Assigned task A: List every person named in the text about the Geologic Time residency below.
Assigned task B: Extend the text about the Geologic Time residency below by writing what comes after its last sentence.
Start of Text shown
Far Afield recently took part in a four-week residency at the Banff Centre for the Arts and Creativity entitled, Geologic Time, led by Max Andrews and Mariana Cánepa Luna (Latitudes), with guest faculty Sean Lynch.
The residency questioned the temporal scale of conventional artistic and cultural methods, wondering how might a geologic lens affect the way we approach these practices? Such a question ignited many of my own thoughts, which have been preoccupied with a time capsule I came across in November of 2016. Buried on September 14, 1988, the location of the capsule is marked by an enormous granite boulder taken from a mountain property near Agassiz, British Columbia. The capsule is designated to be unearthed in 2088, but, alas, it has long since been forgotten. Any instructions as to its care, or its importance, seem to have been inadvertently buried along with it. During the residency I focused my energies on the development of a curatorial project inspired by the time capsule, and framed by the thematics of geologic time. The project is anticipated to take place in the fall of 2018, and details will be released in the new year.
Two components of the residency were highlights of the experience for me, including fieldwork and bookwork. Far from being distinct activities where one would assume fieldwork belongs “outside” and bookwork belongs “inside”, we found ourselves reading in boulder basins and hot springs, while collecting samples and sediments in libraries and studios. I began to loosen some of my assumptions about research, and instead began to think about research activities as stratum that layer one-upon-the-other, grainy sediments that harden into solid, seemingly stable, or coherent states over time; perhaps, over long, long times.
End of Text shown
Start of Information shown
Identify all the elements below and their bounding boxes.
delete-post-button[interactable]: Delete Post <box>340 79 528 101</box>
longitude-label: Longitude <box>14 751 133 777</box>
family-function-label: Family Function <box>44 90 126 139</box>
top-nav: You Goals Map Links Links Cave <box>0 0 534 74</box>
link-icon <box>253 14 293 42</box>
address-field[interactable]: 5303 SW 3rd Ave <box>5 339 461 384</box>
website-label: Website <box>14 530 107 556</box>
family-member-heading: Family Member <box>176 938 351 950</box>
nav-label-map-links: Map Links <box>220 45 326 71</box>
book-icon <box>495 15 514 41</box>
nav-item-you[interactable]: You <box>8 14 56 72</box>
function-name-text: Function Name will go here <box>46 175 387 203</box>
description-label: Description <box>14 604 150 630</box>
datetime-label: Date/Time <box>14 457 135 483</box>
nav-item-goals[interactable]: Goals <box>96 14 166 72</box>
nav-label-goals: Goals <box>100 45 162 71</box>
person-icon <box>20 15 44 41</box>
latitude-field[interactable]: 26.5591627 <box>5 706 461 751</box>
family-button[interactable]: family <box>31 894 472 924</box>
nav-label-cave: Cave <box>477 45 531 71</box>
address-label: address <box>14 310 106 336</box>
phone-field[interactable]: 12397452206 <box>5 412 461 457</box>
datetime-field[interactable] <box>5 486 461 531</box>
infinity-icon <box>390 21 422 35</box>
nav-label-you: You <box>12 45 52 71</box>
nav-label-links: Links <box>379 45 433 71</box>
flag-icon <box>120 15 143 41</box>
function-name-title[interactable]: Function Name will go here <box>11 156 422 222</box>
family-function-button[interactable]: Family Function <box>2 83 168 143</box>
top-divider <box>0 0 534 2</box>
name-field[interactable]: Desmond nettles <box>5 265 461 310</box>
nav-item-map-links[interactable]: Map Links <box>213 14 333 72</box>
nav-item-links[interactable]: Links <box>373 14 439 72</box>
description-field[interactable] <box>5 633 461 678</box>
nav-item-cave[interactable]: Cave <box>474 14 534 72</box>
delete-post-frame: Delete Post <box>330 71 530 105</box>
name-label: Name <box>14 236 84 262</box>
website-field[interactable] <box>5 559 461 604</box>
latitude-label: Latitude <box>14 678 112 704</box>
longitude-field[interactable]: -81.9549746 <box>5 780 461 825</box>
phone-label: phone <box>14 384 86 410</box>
End of Information shown
Exercise result A: Max Andrews, Mariana Cánepa Luna, Sean Lynch

Exercise result B:
Fieldwork
Some of the fieldwork for the residency included, but was not limited to, visits to: Banff Park Museum; Bankhead; Lake Minnewanka; Stanley Glacier; Upper Banff Hot Springs; and the Whyte Museum.
Select field notes:
Stanley Glacier A Canadian Rockies Public Schools bus pulled into a parking lot in Kootenay National Park, where we clambered out and began the switchbacks up to the receding nose of the Stanley Glacier. Along the way: we viewed the remains of some major forest fires and the resultant new growth; we rested near a bridge over the creek formed by runoff from the glacier; we turned over rocks in the Stanley basin, a boulder field containing Cambrian fossils of soft-bodied marine creatures in the Burgess Shale; we listened to the pikas chirp around us as we ate lunch, and finally caught a glimpse of the very vocal and plump little critter.
Bankhead The skies clouded over and a veil of mist and light rain encircled us as we began down the steps to Bankhead. Bankhead was once a world-class mining operation (1904-1922), but is now a ghost town that is known locally as the “Twenty-Year Town”. Any building that could be picked up and moved after 1922 was transported either to Banff or Calgary, but the concrete foundations of many of the facilities remain. The Lamp House was once how they accounted for any miners that may have gone missing. Each morning, workers would be given a lamp. Each evening, any lamps that hadn’t been returned to the Lamp House indicated a search party needed to be formed to find the miner who had gone missing. Today, the remains of the Lamp House are covered in graffiti tags, marked onto the walls from the pieces of anthracite coal that can be collected from the pathways and surrounding slack heaps. The graffiti consists predominately of lists of names. No vulgar obscenities, generally, just initials, first names, last names.
Lake Minnewanka Rebecca Belmore's powerful installation Wave Sound rests on the edge of a jutting precipice on the shore of Lake Minnewanka. Wave Sound demands a careful and concentrated form of listening, which amplifies the acoustic qualities of the lake. You have to crouch down onto the rocks to place your ear to the sculpture. You have to make yourself quite small in order to listen to the water well.
Bookwork
In many ways, “storied matter” became a leitmotif of the residency. Penelope Smart organized and led an informal “geysering” session, which was an opportunity for the group to send our stories, ideas, interests, passions, and research gushing forth. The results of the session were transformed by Smart into a zine, Little Geysers, a copy of which has been included in Far Afield’s library.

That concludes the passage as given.